Given exercise>
Everything from the line containing "Extract the structured" through the last line of the records must be returned verbatim, and nothing outside that range.

Data shown>
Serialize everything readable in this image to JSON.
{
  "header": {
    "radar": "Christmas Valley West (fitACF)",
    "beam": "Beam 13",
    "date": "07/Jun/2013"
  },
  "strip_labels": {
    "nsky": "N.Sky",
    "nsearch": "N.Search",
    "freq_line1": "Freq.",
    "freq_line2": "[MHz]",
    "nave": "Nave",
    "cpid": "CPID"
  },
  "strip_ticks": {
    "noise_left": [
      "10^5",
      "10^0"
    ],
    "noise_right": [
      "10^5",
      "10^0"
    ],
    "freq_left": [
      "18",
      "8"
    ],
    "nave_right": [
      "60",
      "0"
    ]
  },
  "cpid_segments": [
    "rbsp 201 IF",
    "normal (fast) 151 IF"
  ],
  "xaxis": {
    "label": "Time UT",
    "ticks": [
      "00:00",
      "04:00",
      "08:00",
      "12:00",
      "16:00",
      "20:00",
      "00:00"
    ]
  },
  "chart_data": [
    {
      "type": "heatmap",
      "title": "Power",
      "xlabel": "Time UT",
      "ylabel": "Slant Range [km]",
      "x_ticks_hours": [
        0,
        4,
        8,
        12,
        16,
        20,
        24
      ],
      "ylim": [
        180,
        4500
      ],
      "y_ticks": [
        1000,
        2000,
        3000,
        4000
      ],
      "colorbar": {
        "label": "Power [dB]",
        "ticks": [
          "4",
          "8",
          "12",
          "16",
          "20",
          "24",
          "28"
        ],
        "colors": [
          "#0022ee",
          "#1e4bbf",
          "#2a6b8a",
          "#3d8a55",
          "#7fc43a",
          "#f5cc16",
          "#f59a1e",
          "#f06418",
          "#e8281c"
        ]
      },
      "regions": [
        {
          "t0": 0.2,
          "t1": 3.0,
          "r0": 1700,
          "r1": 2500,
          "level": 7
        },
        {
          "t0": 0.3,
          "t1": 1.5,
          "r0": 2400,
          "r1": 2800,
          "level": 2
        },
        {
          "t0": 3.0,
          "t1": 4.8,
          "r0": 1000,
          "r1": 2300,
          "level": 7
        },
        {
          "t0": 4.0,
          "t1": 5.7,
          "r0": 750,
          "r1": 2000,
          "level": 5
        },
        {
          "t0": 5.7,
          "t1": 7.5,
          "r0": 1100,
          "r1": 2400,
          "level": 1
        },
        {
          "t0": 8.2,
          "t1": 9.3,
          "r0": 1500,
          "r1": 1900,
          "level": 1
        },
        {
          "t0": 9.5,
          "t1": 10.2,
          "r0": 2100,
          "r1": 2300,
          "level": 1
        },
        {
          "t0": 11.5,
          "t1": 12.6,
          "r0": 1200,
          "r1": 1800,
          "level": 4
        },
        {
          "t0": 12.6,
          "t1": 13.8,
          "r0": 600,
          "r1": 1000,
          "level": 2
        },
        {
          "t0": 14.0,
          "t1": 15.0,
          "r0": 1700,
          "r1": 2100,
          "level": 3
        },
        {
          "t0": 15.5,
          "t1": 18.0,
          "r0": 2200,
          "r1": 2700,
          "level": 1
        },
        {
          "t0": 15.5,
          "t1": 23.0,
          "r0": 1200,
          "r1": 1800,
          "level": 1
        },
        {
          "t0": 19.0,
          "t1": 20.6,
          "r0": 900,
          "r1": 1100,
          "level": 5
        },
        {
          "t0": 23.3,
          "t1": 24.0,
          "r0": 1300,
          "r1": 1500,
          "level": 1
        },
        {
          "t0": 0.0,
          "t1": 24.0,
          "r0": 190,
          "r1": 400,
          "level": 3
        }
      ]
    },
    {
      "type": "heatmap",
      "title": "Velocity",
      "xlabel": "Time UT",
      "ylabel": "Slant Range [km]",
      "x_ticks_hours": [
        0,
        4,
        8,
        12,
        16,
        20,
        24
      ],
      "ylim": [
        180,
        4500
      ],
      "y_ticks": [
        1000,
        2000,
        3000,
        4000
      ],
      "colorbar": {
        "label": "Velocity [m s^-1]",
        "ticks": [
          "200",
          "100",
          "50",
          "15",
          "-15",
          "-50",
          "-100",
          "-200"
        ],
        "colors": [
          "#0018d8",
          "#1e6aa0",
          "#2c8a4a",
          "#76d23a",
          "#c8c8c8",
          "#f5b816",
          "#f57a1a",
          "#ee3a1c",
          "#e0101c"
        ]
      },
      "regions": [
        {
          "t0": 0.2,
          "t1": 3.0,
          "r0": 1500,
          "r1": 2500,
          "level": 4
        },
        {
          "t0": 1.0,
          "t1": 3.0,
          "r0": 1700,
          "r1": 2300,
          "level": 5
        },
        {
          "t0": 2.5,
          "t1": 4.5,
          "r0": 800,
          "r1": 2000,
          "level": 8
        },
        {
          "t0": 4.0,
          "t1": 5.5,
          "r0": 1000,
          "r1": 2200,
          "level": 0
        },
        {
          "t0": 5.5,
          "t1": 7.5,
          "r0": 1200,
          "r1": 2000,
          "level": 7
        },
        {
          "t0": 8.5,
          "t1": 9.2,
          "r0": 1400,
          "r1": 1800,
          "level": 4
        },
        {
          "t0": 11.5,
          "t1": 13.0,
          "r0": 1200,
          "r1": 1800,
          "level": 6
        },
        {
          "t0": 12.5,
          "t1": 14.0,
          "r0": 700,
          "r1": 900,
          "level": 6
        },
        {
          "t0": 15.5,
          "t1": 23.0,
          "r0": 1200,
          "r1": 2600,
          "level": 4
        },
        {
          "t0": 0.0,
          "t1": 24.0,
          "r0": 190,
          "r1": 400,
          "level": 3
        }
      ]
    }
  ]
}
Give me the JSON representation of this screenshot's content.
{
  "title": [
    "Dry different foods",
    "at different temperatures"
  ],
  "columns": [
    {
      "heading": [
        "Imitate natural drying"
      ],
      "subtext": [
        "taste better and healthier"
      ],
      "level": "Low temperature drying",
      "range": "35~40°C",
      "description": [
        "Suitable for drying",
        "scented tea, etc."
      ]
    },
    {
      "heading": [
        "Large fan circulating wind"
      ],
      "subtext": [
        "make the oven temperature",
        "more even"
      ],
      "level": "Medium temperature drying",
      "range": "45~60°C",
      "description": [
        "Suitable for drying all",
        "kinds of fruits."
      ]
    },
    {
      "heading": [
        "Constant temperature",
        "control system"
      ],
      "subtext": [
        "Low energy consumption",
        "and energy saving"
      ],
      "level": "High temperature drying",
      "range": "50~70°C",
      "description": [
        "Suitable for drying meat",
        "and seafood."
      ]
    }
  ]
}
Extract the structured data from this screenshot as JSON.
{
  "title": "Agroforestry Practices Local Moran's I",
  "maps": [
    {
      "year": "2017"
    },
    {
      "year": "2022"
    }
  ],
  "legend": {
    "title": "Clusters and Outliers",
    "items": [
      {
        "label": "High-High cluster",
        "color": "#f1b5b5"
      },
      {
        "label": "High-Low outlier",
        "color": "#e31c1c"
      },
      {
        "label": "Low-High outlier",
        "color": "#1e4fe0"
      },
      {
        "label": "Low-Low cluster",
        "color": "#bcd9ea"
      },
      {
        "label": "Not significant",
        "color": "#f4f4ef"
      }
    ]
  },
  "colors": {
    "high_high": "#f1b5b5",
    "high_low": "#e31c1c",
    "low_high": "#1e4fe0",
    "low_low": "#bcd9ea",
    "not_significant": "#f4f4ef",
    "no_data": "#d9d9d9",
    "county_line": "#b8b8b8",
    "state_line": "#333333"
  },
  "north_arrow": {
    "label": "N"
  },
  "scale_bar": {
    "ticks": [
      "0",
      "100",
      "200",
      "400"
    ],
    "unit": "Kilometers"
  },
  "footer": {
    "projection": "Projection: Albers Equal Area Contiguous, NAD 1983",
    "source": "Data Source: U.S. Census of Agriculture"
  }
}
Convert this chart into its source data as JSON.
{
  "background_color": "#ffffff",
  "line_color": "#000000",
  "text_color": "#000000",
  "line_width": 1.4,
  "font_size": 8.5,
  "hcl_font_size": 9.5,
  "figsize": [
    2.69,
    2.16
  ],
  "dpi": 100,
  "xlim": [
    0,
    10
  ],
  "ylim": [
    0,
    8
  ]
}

Task result>
Extract the structured data from this screenshot as JSON.
{
  "title": "Agroforestry Practices Local Moran's I",
  "maps": [
    {
      "year": "2017"
    },
    {
      "year": "2022"
    }
  ],
  "legend": {
    "title": "Clusters and Outliers",
    "items": [
      {
        "label": "High-High cluster",
        "color": "#f1b5b5"
      },
      {
        "label": "High-Low outlier",
        "color": "#e31c1c"
      },
      {
        "label": "Low-High outlier",
        "color": "#1e4fe0"
      },
      {
        "label": "Low-Low cluster",
        "color": "#bcd9ea"
      },
      {
        "label": "Not significant",
        "color": "#f4f4ef"
      }
    ]
  },
  "colors": {
    "high_high": "#f1b5b5",
    "high_low": "#e31c1c",
    "low_high": "#1e4fe0",
    "low_low": "#bcd9ea",
    "not_significant": "#f4f4ef",
    "no_data": "#d9d9d9",
    "county_line": "#b8b8b8",
    "state_line": "#333333"
  },
  "north_arrow": {
    "label": "N"
  },
  "scale_bar": {
    "ticks": [
      "0",
      "100",
      "200",
      "400"
    ],
    "unit": "Kilometers"
  },
  "footer": {
    "projection": "Projection: Albers Equal Area Contiguous, NAD 1983",
    "source": "Data Source: U.S. Census of Agriculture"
  }
}
Convert this chart into its source data as JSON.
{
  "background_color": "#ffffff",
  "line_color": "#000000",
  "text_color": "#000000",
  "line_width": 1.4,
  "font_size": 8.5,
  "hcl_font_size": 9.5,
  "figsize": [
    2.69,
    2.16
  ],
  "dpi": 100,
  "xlim": [
    0,
    10
  ],
  "ylim": [
    0,
    8
  ]
}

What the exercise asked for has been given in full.